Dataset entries
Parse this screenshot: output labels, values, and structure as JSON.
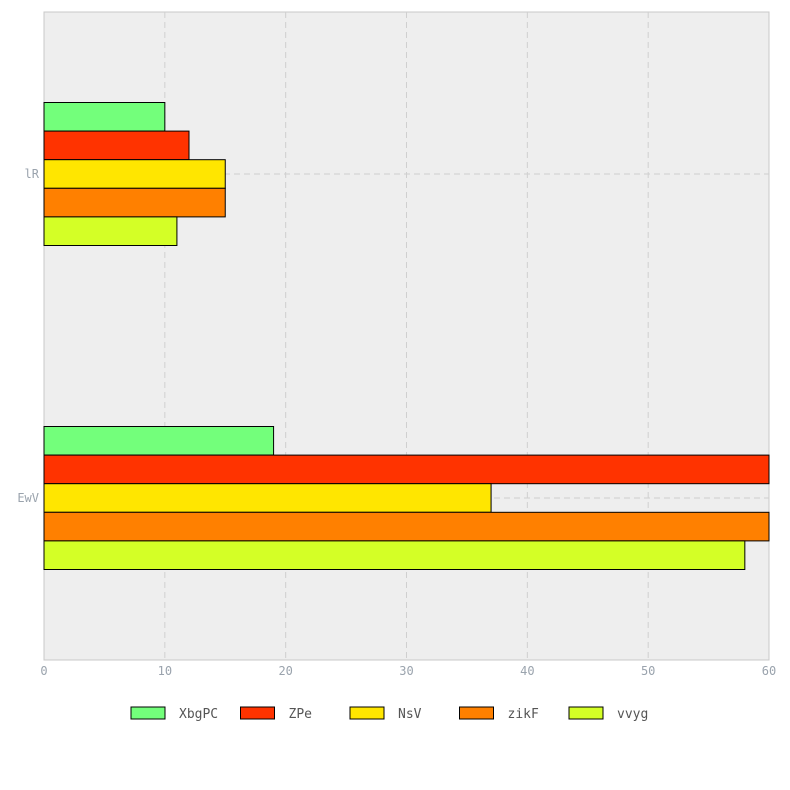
{
  "chart_data": {
    "type": "bar",
    "orientation": "horizontal",
    "categories": [
      "lR",
      "EwV"
    ],
    "series": [
      {
        "name": "XbgPC",
        "color": "#73ff7b",
        "values": [
          10,
          19
        ]
      },
      {
        "name": "ZPe",
        "color": "#ff3300",
        "values": [
          12,
          62
        ]
      },
      {
        "name": "NsV",
        "color": "#ffe600",
        "values": [
          15,
          37
        ]
      },
      {
        "name": "zikF",
        "color": "#ff8000",
        "values": [
          15,
          61
        ]
      },
      {
        "name": "vvyg",
        "color": "#d4ff26",
        "values": [
          11,
          58
        ]
      }
    ],
    "x_ticks": [
      "0",
      "10",
      "20",
      "30",
      "40",
      "50",
      "60"
    ],
    "xlim": [
      0,
      60
    ],
    "title": "",
    "xlabel": "",
    "ylabel": "",
    "grid": true,
    "legend_position": "bottom",
    "background_color": "#eeeeee"
  }
}
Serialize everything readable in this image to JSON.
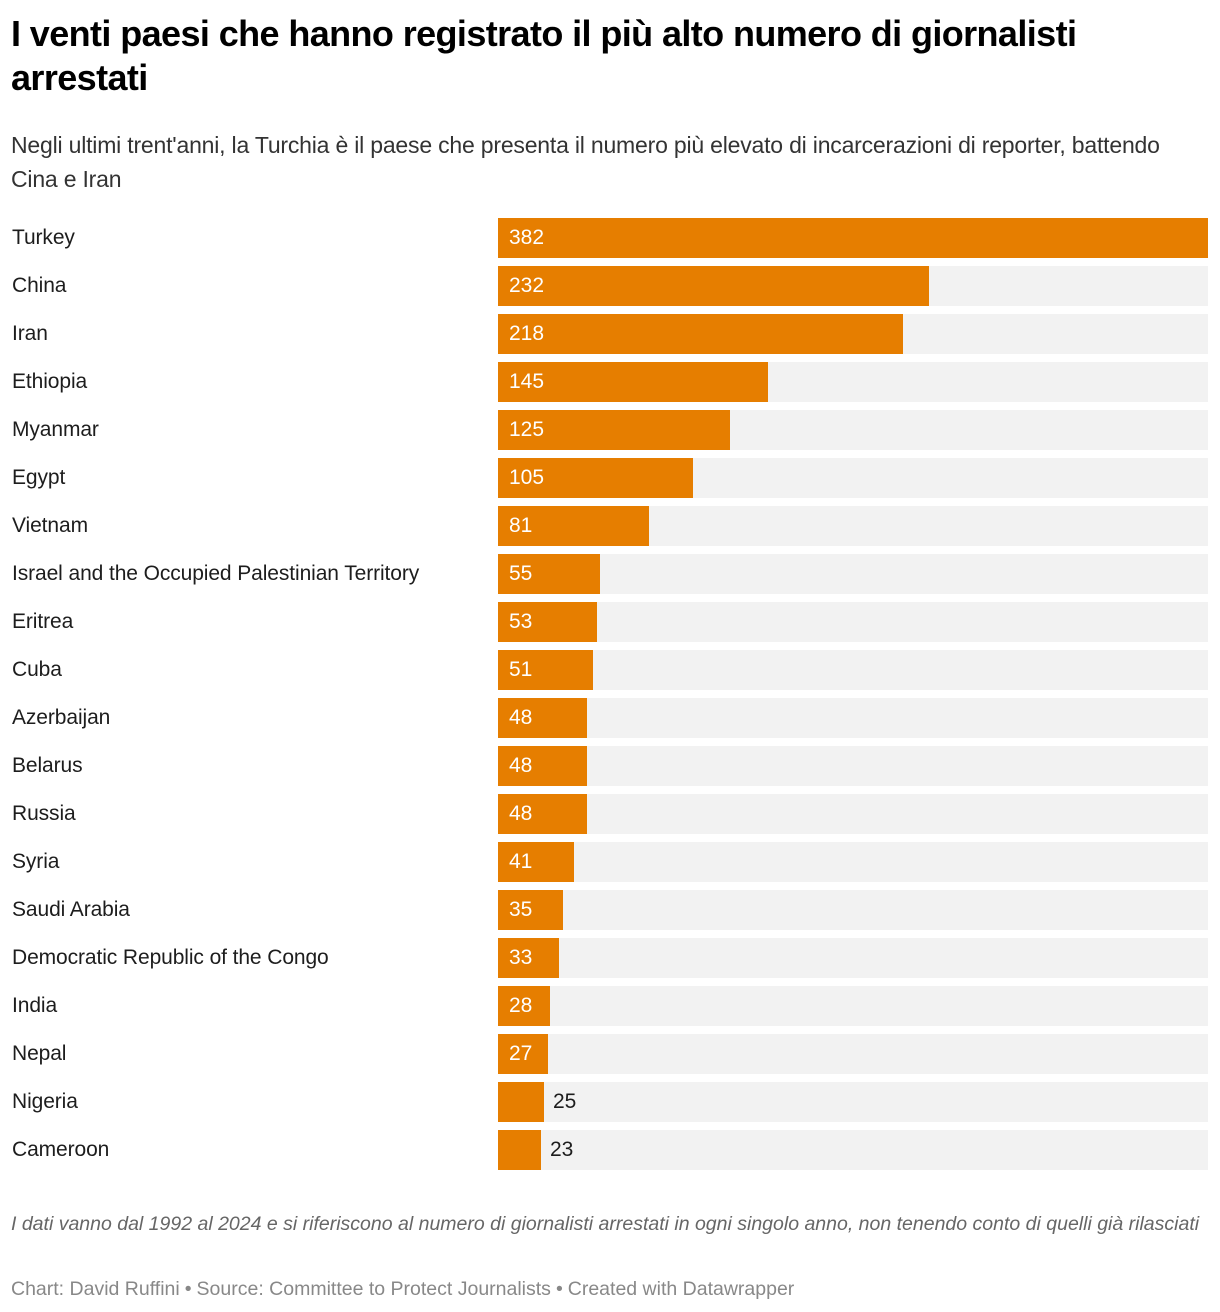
{
  "header": {
    "title": "I venti paesi che hanno registrato il più alto numero di giornalisti arrestati",
    "subtitle": "Negli ultimi trent'anni, la Turchia è il paese che presenta il numero più elevato di incarcerazioni di reporter, battendo Cina e Iran"
  },
  "colors": {
    "bar": "#e67e00",
    "track": "#f2f2f2",
    "label_inside": "#ffffff",
    "label_outside": "#1d1d1d"
  },
  "chart_data": {
    "type": "bar",
    "orientation": "horizontal",
    "title": "I venti paesi che hanno registrato il più alto numero di giornalisti arrestati",
    "xlabel": "",
    "ylabel": "",
    "xlim": [
      0,
      382
    ],
    "grid": false,
    "legend": "none",
    "categories": [
      "Turkey",
      "China",
      "Iran",
      "Ethiopia",
      "Myanmar",
      "Egypt",
      "Vietnam",
      "Israel and the Occupied Palestinian Territory",
      "Eritrea",
      "Cuba",
      "Azerbaijan",
      "Belarus",
      "Russia",
      "Syria",
      "Saudi Arabia",
      "Democratic Republic of the Congo",
      "India",
      "Nepal",
      "Nigeria",
      "Cameroon"
    ],
    "values": [
      382,
      232,
      218,
      145,
      125,
      105,
      81,
      55,
      53,
      51,
      48,
      48,
      48,
      41,
      35,
      33,
      28,
      27,
      25,
      23
    ]
  },
  "notes": {
    "description": "I dati vanno dal 1992 al 2024 e si riferiscono al numero di giornalisti arrestati in ogni singolo anno, non tenendo conto di quelli già rilasciati"
  },
  "footer": {
    "chart_credit": "Chart: David Ruffini",
    "source": "Source: Committee to Protect Journalists",
    "created_with": "Created with Datawrapper",
    "separator": "•"
  }
}
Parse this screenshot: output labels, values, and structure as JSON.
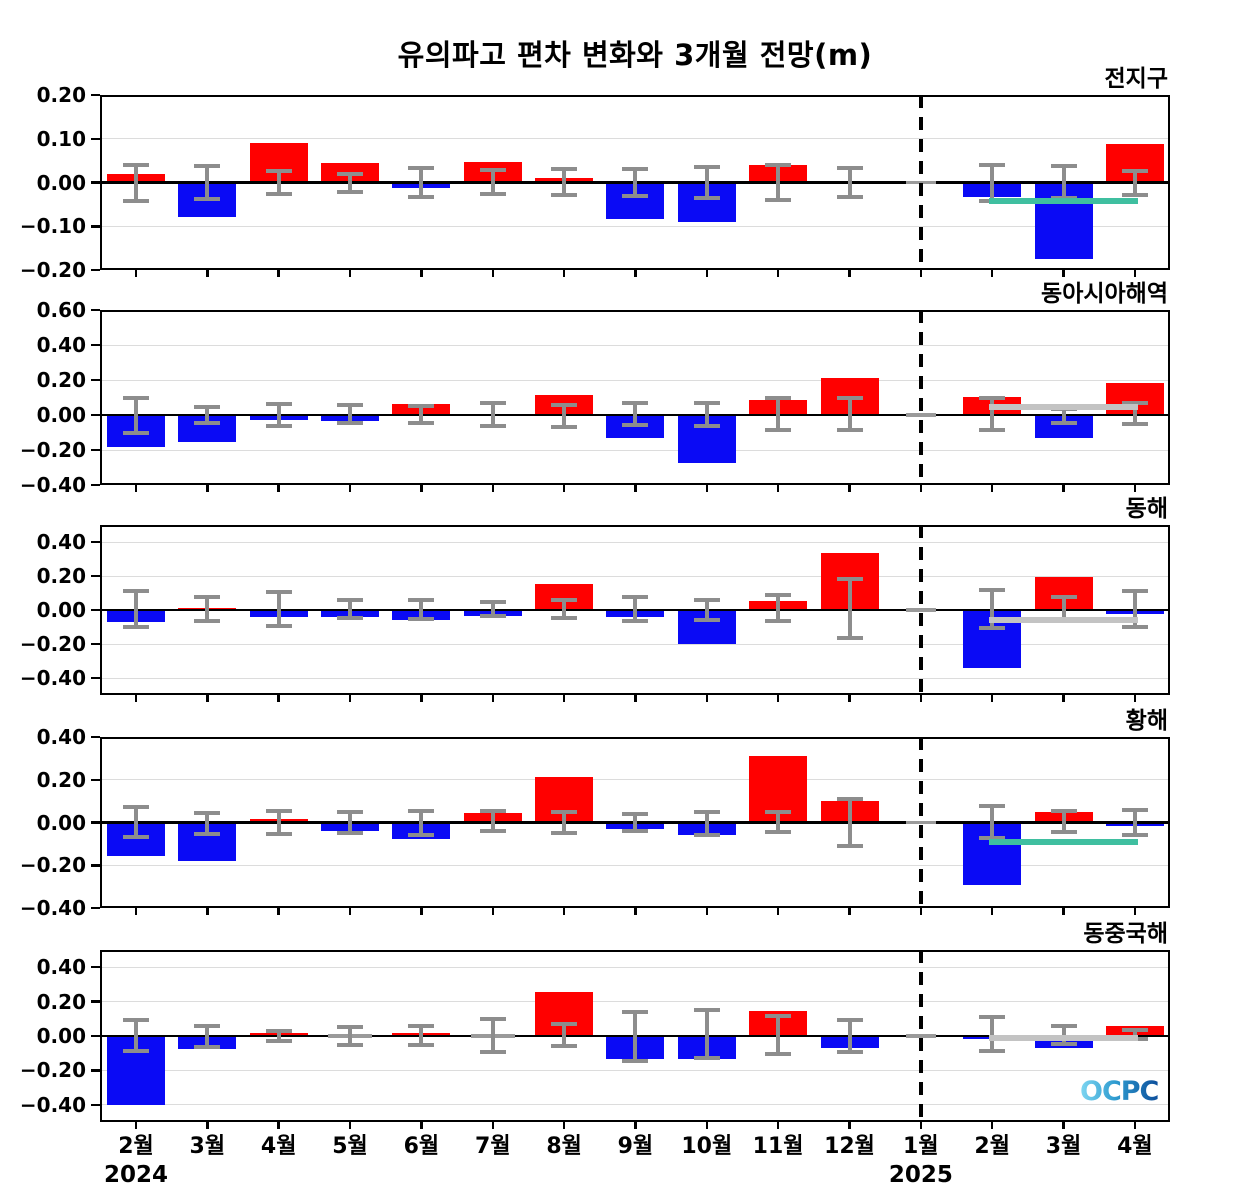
{
  "title": "유의파고 편차 변화와 3개월 전망(m)",
  "logo_text": "OCPC",
  "x_axis": {
    "months": [
      "2월",
      "3월",
      "4월",
      "5월",
      "6월",
      "7월",
      "8월",
      "9월",
      "10월",
      "11월",
      "12월",
      "1월",
      "2월",
      "3월",
      "4월"
    ],
    "year_left": "2024",
    "year_right": "2025",
    "year_left_month_index": 0,
    "year_right_month_index": 11,
    "divider_month_index": 11,
    "forecast_month_indices": [
      12,
      13,
      14
    ]
  },
  "colors": {
    "positive_bar": "#ff0000",
    "negative_bar": "#0a0af5",
    "error_bar": "#8d8d8d",
    "zero_marker": "#9a9a9a",
    "ref_line_teal": "#3fbfa0",
    "ref_line_gray": "#c3c3c3",
    "gridline": "#dcdcdc",
    "axis": "#000000"
  },
  "chart_data": [
    {
      "type": "bar",
      "region": "전지구",
      "ylim": [
        -0.2,
        0.2
      ],
      "yticks": [
        0.2,
        0.1,
        0.0,
        -0.1,
        -0.2
      ],
      "values": [
        0.02,
        -0.078,
        0.091,
        0.045,
        -0.013,
        0.047,
        0.01,
        -0.083,
        -0.091,
        0.04,
        0.004,
        0.0,
        -0.033,
        -0.175,
        0.088
      ],
      "err_hi": [
        0.04,
        0.037,
        0.027,
        0.02,
        0.033,
        0.028,
        0.031,
        0.03,
        0.036,
        0.04,
        0.034,
        null,
        0.041,
        0.038,
        0.027
      ],
      "err_lo": [
        -0.042,
        -0.037,
        -0.027,
        -0.022,
        -0.034,
        -0.027,
        -0.029,
        -0.03,
        -0.036,
        -0.04,
        -0.034,
        null,
        -0.043,
        -0.035,
        -0.029
      ],
      "forecast_ref_line": {
        "value": -0.043,
        "color": "teal"
      }
    },
    {
      "type": "bar",
      "region": "동아시아해역",
      "ylim": [
        -0.4,
        0.6
      ],
      "yticks": [
        0.6,
        0.4,
        0.2,
        0.0,
        -0.2,
        -0.4
      ],
      "values": [
        -0.18,
        -0.155,
        -0.028,
        -0.034,
        0.063,
        -0.005,
        0.114,
        -0.133,
        -0.276,
        0.086,
        0.21,
        0.0,
        0.103,
        -0.132,
        0.181
      ],
      "err_hi": [
        0.1,
        0.044,
        0.063,
        0.057,
        0.05,
        0.07,
        0.057,
        0.067,
        0.07,
        0.1,
        0.095,
        null,
        0.097,
        0.035,
        0.068
      ],
      "err_lo": [
        -0.1,
        -0.044,
        -0.063,
        -0.048,
        -0.048,
        -0.063,
        -0.07,
        -0.057,
        -0.063,
        -0.086,
        -0.086,
        null,
        -0.087,
        -0.045,
        -0.049
      ],
      "forecast_ref_line": {
        "value": 0.045,
        "color": "gray"
      }
    },
    {
      "type": "bar",
      "region": "동해",
      "ylim": [
        -0.5,
        0.5
      ],
      "yticks": [
        0.4,
        0.2,
        0.0,
        -0.2,
        -0.4
      ],
      "values": [
        -0.069,
        0.01,
        -0.041,
        -0.041,
        -0.056,
        -0.036,
        0.155,
        -0.041,
        -0.2,
        0.052,
        0.333,
        0.0,
        -0.34,
        0.196,
        -0.025
      ],
      "err_hi": [
        0.114,
        0.077,
        0.105,
        0.058,
        0.058,
        0.049,
        0.058,
        0.077,
        0.062,
        0.086,
        0.183,
        null,
        0.118,
        0.075,
        0.112
      ],
      "err_lo": [
        -0.097,
        -0.064,
        -0.092,
        -0.047,
        -0.05,
        -0.037,
        -0.047,
        -0.064,
        -0.06,
        -0.064,
        -0.163,
        null,
        -0.108,
        -0.06,
        -0.102
      ],
      "forecast_ref_line": {
        "value": -0.059,
        "color": "gray"
      }
    },
    {
      "type": "bar",
      "region": "황해",
      "ylim": [
        -0.4,
        0.4
      ],
      "yticks": [
        0.4,
        0.2,
        0.0,
        -0.2,
        -0.4
      ],
      "values": [
        -0.156,
        -0.179,
        0.015,
        -0.041,
        -0.079,
        0.046,
        0.211,
        -0.031,
        -0.058,
        0.311,
        0.103,
        0.0,
        -0.292,
        0.049,
        -0.018
      ],
      "err_hi": [
        0.073,
        0.046,
        0.053,
        0.05,
        0.053,
        0.053,
        0.05,
        0.038,
        0.049,
        0.049,
        0.111,
        null,
        0.077,
        0.054,
        0.057
      ],
      "err_lo": [
        -0.069,
        -0.052,
        -0.052,
        -0.05,
        -0.056,
        -0.041,
        -0.049,
        -0.041,
        -0.058,
        -0.046,
        -0.108,
        null,
        -0.074,
        -0.046,
        -0.057
      ],
      "forecast_ref_line": {
        "value": -0.092,
        "color": "teal"
      }
    },
    {
      "type": "bar",
      "region": "동중국해",
      "ylim": [
        -0.5,
        0.5
      ],
      "yticks": [
        0.4,
        0.2,
        0.0,
        -0.2,
        -0.4
      ],
      "values": [
        -0.4,
        -0.076,
        0.015,
        0.0,
        0.015,
        0.0,
        0.257,
        -0.135,
        -0.133,
        0.143,
        -0.067,
        0.0,
        -0.019,
        -0.067,
        0.061
      ],
      "err_hi": [
        0.091,
        0.061,
        0.03,
        0.051,
        0.057,
        0.099,
        0.072,
        0.139,
        0.149,
        0.114,
        0.095,
        null,
        0.109,
        0.061,
        0.034
      ],
      "err_lo": [
        -0.086,
        -0.061,
        -0.029,
        -0.051,
        -0.051,
        -0.095,
        -0.057,
        -0.143,
        -0.13,
        -0.105,
        -0.091,
        null,
        -0.086,
        -0.048,
        -0.019
      ],
      "forecast_ref_line": {
        "value": -0.01,
        "color": "gray"
      }
    }
  ]
}
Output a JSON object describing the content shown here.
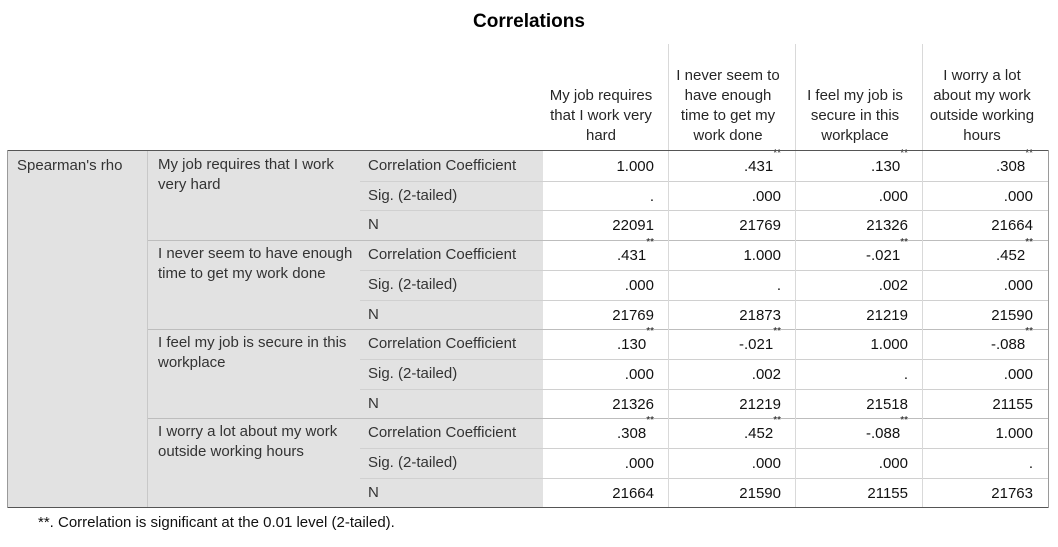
{
  "title": "Correlations",
  "columns": [
    "My job requires that I work very hard",
    "I never seem to have enough time to get my work done",
    "I feel my job is secure in this workplace",
    "I worry a lot about my work outside working hours"
  ],
  "method": "Spearman's rho",
  "row_groups": [
    {
      "label": "My job requires that I work very hard",
      "rows": [
        {
          "stat": "Correlation Coefficient",
          "values": [
            {
              "v": "1.000",
              "sig": ""
            },
            {
              "v": ".431",
              "sig": "**"
            },
            {
              "v": ".130",
              "sig": "**"
            },
            {
              "v": ".308",
              "sig": "**"
            }
          ]
        },
        {
          "stat": "Sig. (2-tailed)",
          "values": [
            {
              "v": ".",
              "sig": ""
            },
            {
              "v": ".000",
              "sig": ""
            },
            {
              "v": ".000",
              "sig": ""
            },
            {
              "v": ".000",
              "sig": ""
            }
          ]
        },
        {
          "stat": "N",
          "values": [
            {
              "v": "22091",
              "sig": ""
            },
            {
              "v": "21769",
              "sig": ""
            },
            {
              "v": "21326",
              "sig": ""
            },
            {
              "v": "21664",
              "sig": ""
            }
          ]
        }
      ]
    },
    {
      "label": "I never seem to have enough time to get my work done",
      "rows": [
        {
          "stat": "Correlation Coefficient",
          "values": [
            {
              "v": ".431",
              "sig": "**"
            },
            {
              "v": "1.000",
              "sig": ""
            },
            {
              "v": "-.021",
              "sig": "**"
            },
            {
              "v": ".452",
              "sig": "**"
            }
          ]
        },
        {
          "stat": "Sig. (2-tailed)",
          "values": [
            {
              "v": ".000",
              "sig": ""
            },
            {
              "v": ".",
              "sig": ""
            },
            {
              "v": ".002",
              "sig": ""
            },
            {
              "v": ".000",
              "sig": ""
            }
          ]
        },
        {
          "stat": "N",
          "values": [
            {
              "v": "21769",
              "sig": ""
            },
            {
              "v": "21873",
              "sig": ""
            },
            {
              "v": "21219",
              "sig": ""
            },
            {
              "v": "21590",
              "sig": ""
            }
          ]
        }
      ]
    },
    {
      "label": "I feel my job is secure in this workplace",
      "rows": [
        {
          "stat": "Correlation Coefficient",
          "values": [
            {
              "v": ".130",
              "sig": "**"
            },
            {
              "v": "-.021",
              "sig": "**"
            },
            {
              "v": "1.000",
              "sig": ""
            },
            {
              "v": "-.088",
              "sig": "**"
            }
          ]
        },
        {
          "stat": "Sig. (2-tailed)",
          "values": [
            {
              "v": ".000",
              "sig": ""
            },
            {
              "v": ".002",
              "sig": ""
            },
            {
              "v": ".",
              "sig": ""
            },
            {
              "v": ".000",
              "sig": ""
            }
          ]
        },
        {
          "stat": "N",
          "values": [
            {
              "v": "21326",
              "sig": ""
            },
            {
              "v": "21219",
              "sig": ""
            },
            {
              "v": "21518",
              "sig": ""
            },
            {
              "v": "21155",
              "sig": ""
            }
          ]
        }
      ]
    },
    {
      "label": "I worry a lot about my work outside working hours",
      "rows": [
        {
          "stat": "Correlation Coefficient",
          "values": [
            {
              "v": ".308",
              "sig": "**"
            },
            {
              "v": ".452",
              "sig": "**"
            },
            {
              "v": "-.088",
              "sig": "**"
            },
            {
              "v": "1.000",
              "sig": ""
            }
          ]
        },
        {
          "stat": "Sig. (2-tailed)",
          "values": [
            {
              "v": ".000",
              "sig": ""
            },
            {
              "v": ".000",
              "sig": ""
            },
            {
              "v": ".000",
              "sig": ""
            },
            {
              "v": ".",
              "sig": ""
            }
          ]
        },
        {
          "stat": "N",
          "values": [
            {
              "v": "21664",
              "sig": ""
            },
            {
              "v": "21590",
              "sig": ""
            },
            {
              "v": "21155",
              "sig": ""
            },
            {
              "v": "21763",
              "sig": ""
            }
          ]
        }
      ]
    }
  ],
  "footnote": "**. Correlation is significant at the 0.01 level (2-tailed).",
  "colors": {
    "label_bg": "#e2e2e2",
    "grid": "#d9d9d9"
  }
}
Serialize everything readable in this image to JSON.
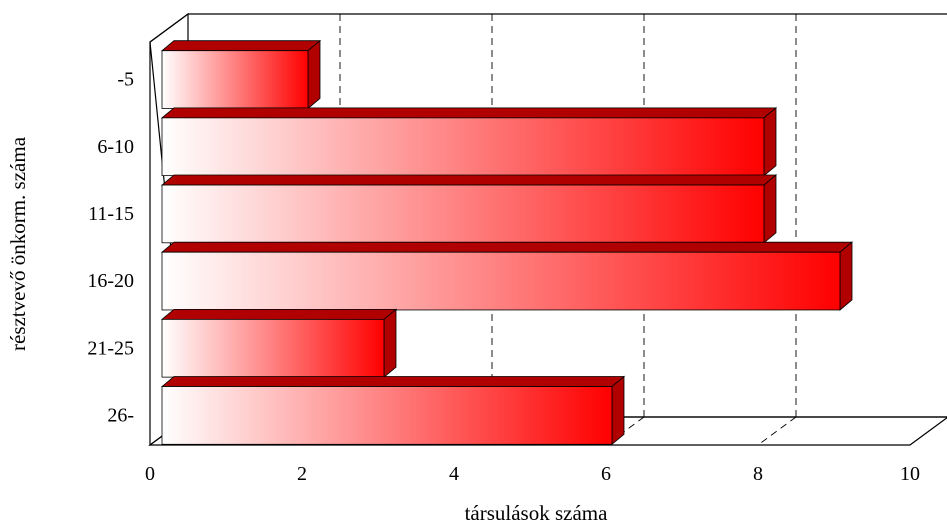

◆ Problem: Of all the lines in the entries, how many contain the word "never"? Give only the number.

◆ Written answer: 2